Your assignment ::
Would you please transcribe the data in full and exactly, excluding images?

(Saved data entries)
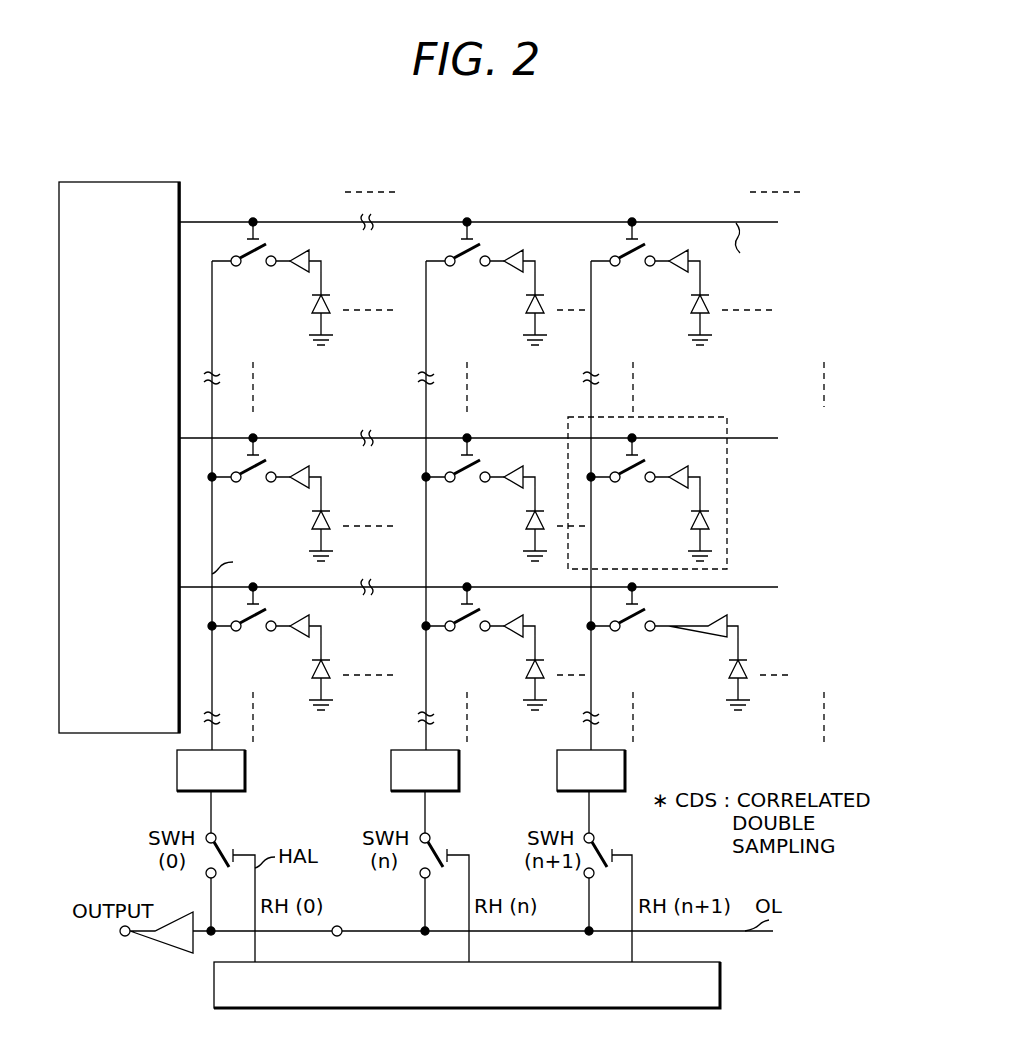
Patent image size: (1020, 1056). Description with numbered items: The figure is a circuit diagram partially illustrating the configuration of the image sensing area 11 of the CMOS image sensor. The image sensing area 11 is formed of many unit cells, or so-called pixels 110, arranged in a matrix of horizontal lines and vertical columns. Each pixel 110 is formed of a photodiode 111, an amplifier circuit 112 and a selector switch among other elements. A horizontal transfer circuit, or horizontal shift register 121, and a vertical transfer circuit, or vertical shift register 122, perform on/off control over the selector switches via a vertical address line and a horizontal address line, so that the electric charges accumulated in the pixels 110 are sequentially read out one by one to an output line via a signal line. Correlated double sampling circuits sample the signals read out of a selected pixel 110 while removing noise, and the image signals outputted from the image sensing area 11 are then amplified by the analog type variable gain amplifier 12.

The image sensing area 11 is at (738, 137).
The analog type variable gain amplifier 12 is at (625, 770).
The pixel 110 is at (683, 474).
The photodiode 111 is at (710, 518).
The amplifier circuit 112 is at (690, 466).
The horizontal transfer circuit (horizontal shift register) 121 is at (720, 989).
The vertical transfer circuit (vertical shift register) 122 is at (120, 184).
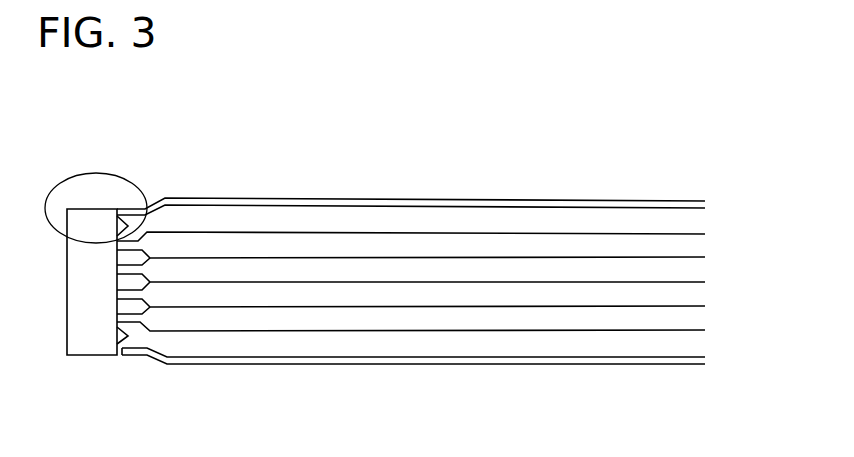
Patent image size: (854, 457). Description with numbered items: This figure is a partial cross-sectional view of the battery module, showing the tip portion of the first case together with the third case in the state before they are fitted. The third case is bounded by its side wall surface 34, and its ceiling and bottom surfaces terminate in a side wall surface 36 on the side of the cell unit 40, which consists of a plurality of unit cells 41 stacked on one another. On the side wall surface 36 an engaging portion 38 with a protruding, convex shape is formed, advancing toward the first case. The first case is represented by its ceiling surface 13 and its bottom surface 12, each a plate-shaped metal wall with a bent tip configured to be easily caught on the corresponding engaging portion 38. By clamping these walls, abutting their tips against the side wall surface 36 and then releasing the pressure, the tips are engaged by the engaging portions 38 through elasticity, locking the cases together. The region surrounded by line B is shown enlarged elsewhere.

The bottom surface of the first case 12 is at (493, 358).
The ceiling surface of the first case 13 is at (510, 201).
The side wall surface of the third case 34 is at (67, 288).
The side wall surface of the third case 36 is at (128, 336).
The engaging portion 38 is at (117, 209).
The cell unit 40 is at (345, 232).
The unit cells 41 is at (719, 235).
The line B is at (142, 192).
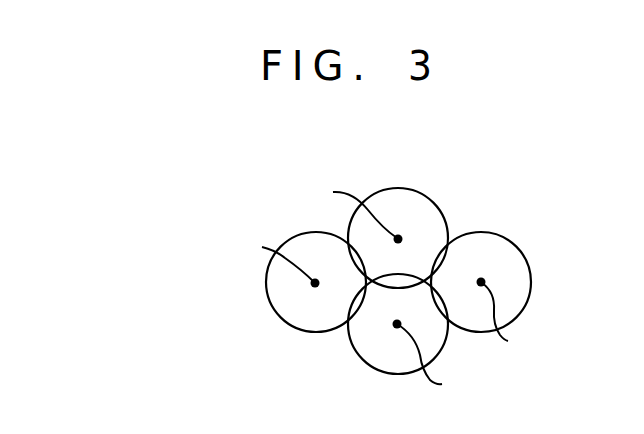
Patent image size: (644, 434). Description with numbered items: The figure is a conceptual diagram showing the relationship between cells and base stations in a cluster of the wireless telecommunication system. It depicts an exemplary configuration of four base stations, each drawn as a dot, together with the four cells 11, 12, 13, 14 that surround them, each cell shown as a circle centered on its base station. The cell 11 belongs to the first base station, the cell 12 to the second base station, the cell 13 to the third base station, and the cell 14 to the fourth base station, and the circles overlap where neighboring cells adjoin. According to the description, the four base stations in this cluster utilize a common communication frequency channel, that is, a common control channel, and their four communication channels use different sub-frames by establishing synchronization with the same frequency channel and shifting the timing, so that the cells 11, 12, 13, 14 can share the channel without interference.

The cell 11 is at (433, 204).
The cell 12 is at (268, 305).
The cell 13 is at (366, 364).
The cell 14 is at (531, 282).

The answer ::
Patent image size: (1020, 1056). Description with numbered items: The figure is a circuit diagram partially illustrating the configuration of the image sensing area 11 of the CMOS image sensor. The image sensing area 11 is formed of many unit cells, or so-called pixels 110, arranged in a matrix of horizontal lines and vertical columns. Each pixel 110 is formed of a photodiode 111, an amplifier circuit 112 and a selector switch among other elements. A horizontal transfer circuit, or horizontal shift register 121, and a vertical transfer circuit, or vertical shift register 122, perform on/off control over the selector switches via a vertical address line and a horizontal address line, so that the electric charges accumulated in the pixels 110 are sequentially read out one by one to an output line via a signal line. Correlated double sampling circuits sample the signals read out of a selected pixel 110 while removing noise, and the image signals outputted from the image sensing area 11 are then amplified by the analog type variable gain amplifier 12.

The image sensing area 11 is at (738, 137).
The analog type variable gain amplifier 12 is at (625, 770).
The pixel 110 is at (683, 474).
The photodiode 111 is at (710, 518).
The amplifier circuit 112 is at (690, 466).
The horizontal transfer circuit (horizontal shift register) 121 is at (720, 989).
The vertical transfer circuit (vertical shift register) 122 is at (120, 184).
Patent image size: (854, 457). Description with numbered items: This figure is a partial cross-sectional view of the battery module, showing the tip portion of the first case together with the third case in the state before they are fitted. The third case is bounded by its side wall surface 34, and its ceiling and bottom surfaces terminate in a side wall surface 36 on the side of the cell unit 40, which consists of a plurality of unit cells 41 stacked on one another. On the side wall surface 36 an engaging portion 38 with a protruding, convex shape is formed, advancing toward the first case. The first case is represented by its ceiling surface 13 and its bottom surface 12, each a plate-shaped metal wall with a bent tip configured to be easily caught on the corresponding engaging portion 38. By clamping these walls, abutting their tips against the side wall surface 36 and then releasing the pressure, the tips are engaged by the engaging portions 38 through elasticity, locking the cases together. The region surrounded by line B is shown enlarged elsewhere.

The bottom surface of the first case 12 is at (493, 358).
The ceiling surface of the first case 13 is at (510, 201).
The side wall surface of the third case 34 is at (67, 288).
The side wall surface of the third case 36 is at (128, 336).
The engaging portion 38 is at (117, 209).
The cell unit 40 is at (345, 232).
The unit cells 41 is at (719, 235).
The line B is at (142, 192).
Patent image size: (644, 434). Description with numbered items: The figure is a conceptual diagram showing the relationship between cells and base stations in a cluster of the wireless telecommunication system. It depicts an exemplary configuration of four base stations, each drawn as a dot, together with the four cells 11, 12, 13, 14 that surround them, each cell shown as a circle centered on its base station. The cell 11 belongs to the first base station, the cell 12 to the second base station, the cell 13 to the third base station, and the cell 14 to the fourth base station, and the circles overlap where neighboring cells adjoin. According to the description, the four base stations in this cluster utilize a common communication frequency channel, that is, a common control channel, and their four communication channels use different sub-frames by establishing synchronization with the same frequency channel and shifting the timing, so that the cells 11, 12, 13, 14 can share the channel without interference.

The cell 11 is at (433, 204).
The cell 12 is at (268, 305).
The cell 13 is at (366, 364).
The cell 14 is at (531, 282).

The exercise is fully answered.